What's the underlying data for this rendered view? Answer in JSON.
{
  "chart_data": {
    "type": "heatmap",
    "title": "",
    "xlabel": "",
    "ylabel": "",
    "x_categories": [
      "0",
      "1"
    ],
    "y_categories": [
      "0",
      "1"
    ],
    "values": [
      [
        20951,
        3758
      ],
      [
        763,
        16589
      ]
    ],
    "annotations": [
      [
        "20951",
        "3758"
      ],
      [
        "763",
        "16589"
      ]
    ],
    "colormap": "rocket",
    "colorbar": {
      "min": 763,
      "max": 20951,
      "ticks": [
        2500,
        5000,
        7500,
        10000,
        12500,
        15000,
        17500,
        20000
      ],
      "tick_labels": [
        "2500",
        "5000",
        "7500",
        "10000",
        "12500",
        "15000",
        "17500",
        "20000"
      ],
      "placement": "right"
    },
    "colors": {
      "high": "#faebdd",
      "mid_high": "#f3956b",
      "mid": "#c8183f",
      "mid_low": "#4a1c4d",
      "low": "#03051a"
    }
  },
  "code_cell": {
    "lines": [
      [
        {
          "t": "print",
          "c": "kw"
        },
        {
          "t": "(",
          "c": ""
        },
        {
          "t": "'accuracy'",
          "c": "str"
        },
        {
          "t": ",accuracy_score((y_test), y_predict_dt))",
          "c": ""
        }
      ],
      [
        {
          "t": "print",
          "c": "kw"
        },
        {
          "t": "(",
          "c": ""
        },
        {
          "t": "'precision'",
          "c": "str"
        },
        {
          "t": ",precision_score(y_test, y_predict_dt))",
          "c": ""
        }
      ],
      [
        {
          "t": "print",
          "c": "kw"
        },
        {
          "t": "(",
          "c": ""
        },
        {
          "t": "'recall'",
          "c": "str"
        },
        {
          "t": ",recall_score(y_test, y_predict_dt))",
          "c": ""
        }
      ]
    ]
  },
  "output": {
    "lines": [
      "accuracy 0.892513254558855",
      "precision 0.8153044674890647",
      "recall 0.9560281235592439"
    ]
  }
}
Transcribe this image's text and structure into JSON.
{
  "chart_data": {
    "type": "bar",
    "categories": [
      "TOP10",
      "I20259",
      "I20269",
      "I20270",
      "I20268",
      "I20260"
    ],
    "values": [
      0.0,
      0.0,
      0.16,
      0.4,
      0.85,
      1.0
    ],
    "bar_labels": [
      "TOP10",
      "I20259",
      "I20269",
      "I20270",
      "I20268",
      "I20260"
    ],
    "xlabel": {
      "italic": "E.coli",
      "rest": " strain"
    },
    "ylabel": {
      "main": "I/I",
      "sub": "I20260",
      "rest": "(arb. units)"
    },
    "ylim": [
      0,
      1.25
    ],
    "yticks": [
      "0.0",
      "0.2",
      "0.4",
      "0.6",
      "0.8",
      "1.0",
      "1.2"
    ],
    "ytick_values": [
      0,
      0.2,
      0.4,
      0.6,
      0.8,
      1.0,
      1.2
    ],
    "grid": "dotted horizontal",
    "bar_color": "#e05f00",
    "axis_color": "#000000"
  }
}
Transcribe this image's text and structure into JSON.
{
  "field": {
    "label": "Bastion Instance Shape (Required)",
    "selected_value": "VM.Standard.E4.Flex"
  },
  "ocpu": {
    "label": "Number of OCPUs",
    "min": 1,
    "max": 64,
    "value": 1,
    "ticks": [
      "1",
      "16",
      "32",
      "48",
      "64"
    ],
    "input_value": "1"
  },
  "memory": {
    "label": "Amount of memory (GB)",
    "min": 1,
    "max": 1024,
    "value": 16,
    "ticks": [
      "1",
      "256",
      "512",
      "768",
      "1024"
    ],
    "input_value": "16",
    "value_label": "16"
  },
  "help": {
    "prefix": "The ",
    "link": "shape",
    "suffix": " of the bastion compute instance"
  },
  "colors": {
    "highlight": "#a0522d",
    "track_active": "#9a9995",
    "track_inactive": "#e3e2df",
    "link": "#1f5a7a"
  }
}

--------

> **OBJECTIVE**
Write out the whole listing exactly.

> **REPLY TO THE TASK**
What's the underlying data for this rendered view? Answer in JSON.
{
  "chart_data": {
    "type": "heatmap",
    "title": "",
    "xlabel": "",
    "ylabel": "",
    "x_categories": [
      "0",
      "1"
    ],
    "y_categories": [
      "0",
      "1"
    ],
    "values": [
      [
        20951,
        3758
      ],
      [
        763,
        16589
      ]
    ],
    "annotations": [
      [
        "20951",
        "3758"
      ],
      [
        "763",
        "16589"
      ]
    ],
    "colormap": "rocket",
    "colorbar": {
      "min": 763,
      "max": 20951,
      "ticks": [
        2500,
        5000,
        7500,
        10000,
        12500,
        15000,
        17500,
        20000
      ],
      "tick_labels": [
        "2500",
        "5000",
        "7500",
        "10000",
        "12500",
        "15000",
        "17500",
        "20000"
      ],
      "placement": "right"
    },
    "colors": {
      "high": "#faebdd",
      "mid_high": "#f3956b",
      "mid": "#c8183f",
      "mid_low": "#4a1c4d",
      "low": "#03051a"
    }
  },
  "code_cell": {
    "lines": [
      [
        {
          "t": "print",
          "c": "kw"
        },
        {
          "t": "(",
          "c": ""
        },
        {
          "t": "'accuracy'",
          "c": "str"
        },
        {
          "t": ",accuracy_score((y_test), y_predict_dt))",
          "c": ""
        }
      ],
      [
        {
          "t": "print",
          "c": "kw"
        },
        {
          "t": "(",
          "c": ""
        },
        {
          "t": "'precision'",
          "c": "str"
        },
        {
          "t": ",precision_score(y_test, y_predict_dt))",
          "c": ""
        }
      ],
      [
        {
          "t": "print",
          "c": "kw"
        },
        {
          "t": "(",
          "c": ""
        },
        {
          "t": "'recall'",
          "c": "str"
        },
        {
          "t": ",recall_score(y_test, y_predict_dt))",
          "c": ""
        }
      ]
    ]
  },
  "output": {
    "lines": [
      "accuracy 0.892513254558855",
      "precision 0.8153044674890647",
      "recall 0.9560281235592439"
    ]
  }
}
Transcribe this image's text and structure into JSON.
{
  "chart_data": {
    "type": "bar",
    "categories": [
      "TOP10",
      "I20259",
      "I20269",
      "I20270",
      "I20268",
      "I20260"
    ],
    "values": [
      0.0,
      0.0,
      0.16,
      0.4,
      0.85,
      1.0
    ],
    "bar_labels": [
      "TOP10",
      "I20259",
      "I20269",
      "I20270",
      "I20268",
      "I20260"
    ],
    "xlabel": {
      "italic": "E.coli",
      "rest": " strain"
    },
    "ylabel": {
      "main": "I/I",
      "sub": "I20260",
      "rest": "(arb. units)"
    },
    "ylim": [
      0,
      1.25
    ],
    "yticks": [
      "0.0",
      "0.2",
      "0.4",
      "0.6",
      "0.8",
      "1.0",
      "1.2"
    ],
    "ytick_values": [
      0,
      0.2,
      0.4,
      0.6,
      0.8,
      1.0,
      1.2
    ],
    "grid": "dotted horizontal",
    "bar_color": "#e05f00",
    "axis_color": "#000000"
  }
}
Transcribe this image's text and structure into JSON.
{
  "field": {
    "label": "Bastion Instance Shape (Required)",
    "selected_value": "VM.Standard.E4.Flex"
  },
  "ocpu": {
    "label": "Number of OCPUs",
    "min": 1,
    "max": 64,
    "value": 1,
    "ticks": [
      "1",
      "16",
      "32",
      "48",
      "64"
    ],
    "input_value": "1"
  },
  "memory": {
    "label": "Amount of memory (GB)",
    "min": 1,
    "max": 1024,
    "value": 16,
    "ticks": [
      "1",
      "256",
      "512",
      "768",
      "1024"
    ],
    "input_value": "16",
    "value_label": "16"
  },
  "help": {
    "prefix": "The ",
    "link": "shape",
    "suffix": " of the bastion compute instance"
  },
  "colors": {
    "highlight": "#a0522d",
    "track_active": "#9a9995",
    "track_inactive": "#e3e2df",
    "link": "#1f5a7a"
  }
}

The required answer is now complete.